Objective> Among the entries that follow, tally the lines with the string "输出快充协议". Give no more than the number.

Dataset items:
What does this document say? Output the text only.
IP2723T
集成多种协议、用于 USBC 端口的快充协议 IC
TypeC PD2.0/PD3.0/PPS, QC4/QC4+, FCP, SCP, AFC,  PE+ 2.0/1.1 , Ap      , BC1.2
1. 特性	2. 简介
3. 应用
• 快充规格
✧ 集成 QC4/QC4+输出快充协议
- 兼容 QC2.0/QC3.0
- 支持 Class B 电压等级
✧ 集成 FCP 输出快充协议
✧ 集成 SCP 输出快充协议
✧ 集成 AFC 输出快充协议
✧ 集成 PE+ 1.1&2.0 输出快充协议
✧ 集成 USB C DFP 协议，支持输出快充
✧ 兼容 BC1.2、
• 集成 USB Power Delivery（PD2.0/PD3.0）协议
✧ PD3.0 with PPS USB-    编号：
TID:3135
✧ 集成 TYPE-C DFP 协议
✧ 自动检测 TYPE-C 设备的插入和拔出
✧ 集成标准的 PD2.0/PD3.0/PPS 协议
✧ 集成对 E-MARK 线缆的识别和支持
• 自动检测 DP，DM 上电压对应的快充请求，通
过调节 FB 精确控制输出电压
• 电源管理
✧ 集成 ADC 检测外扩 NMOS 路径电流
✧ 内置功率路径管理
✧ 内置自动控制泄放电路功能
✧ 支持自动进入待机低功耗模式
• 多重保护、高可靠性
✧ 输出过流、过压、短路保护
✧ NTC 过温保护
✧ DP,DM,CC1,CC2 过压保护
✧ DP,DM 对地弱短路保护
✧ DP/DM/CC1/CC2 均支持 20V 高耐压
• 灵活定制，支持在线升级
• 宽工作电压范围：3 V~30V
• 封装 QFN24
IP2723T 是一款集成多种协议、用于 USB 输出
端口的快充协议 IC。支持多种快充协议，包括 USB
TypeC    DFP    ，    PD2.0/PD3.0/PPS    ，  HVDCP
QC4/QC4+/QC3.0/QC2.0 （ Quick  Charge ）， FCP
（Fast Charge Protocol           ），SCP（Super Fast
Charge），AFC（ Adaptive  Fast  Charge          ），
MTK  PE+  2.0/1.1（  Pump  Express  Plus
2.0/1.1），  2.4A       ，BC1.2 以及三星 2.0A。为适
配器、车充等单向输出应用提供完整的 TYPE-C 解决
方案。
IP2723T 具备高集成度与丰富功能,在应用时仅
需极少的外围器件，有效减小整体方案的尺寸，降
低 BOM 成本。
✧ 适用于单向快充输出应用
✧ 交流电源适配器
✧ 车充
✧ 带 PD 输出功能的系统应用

Response for this exercise> 5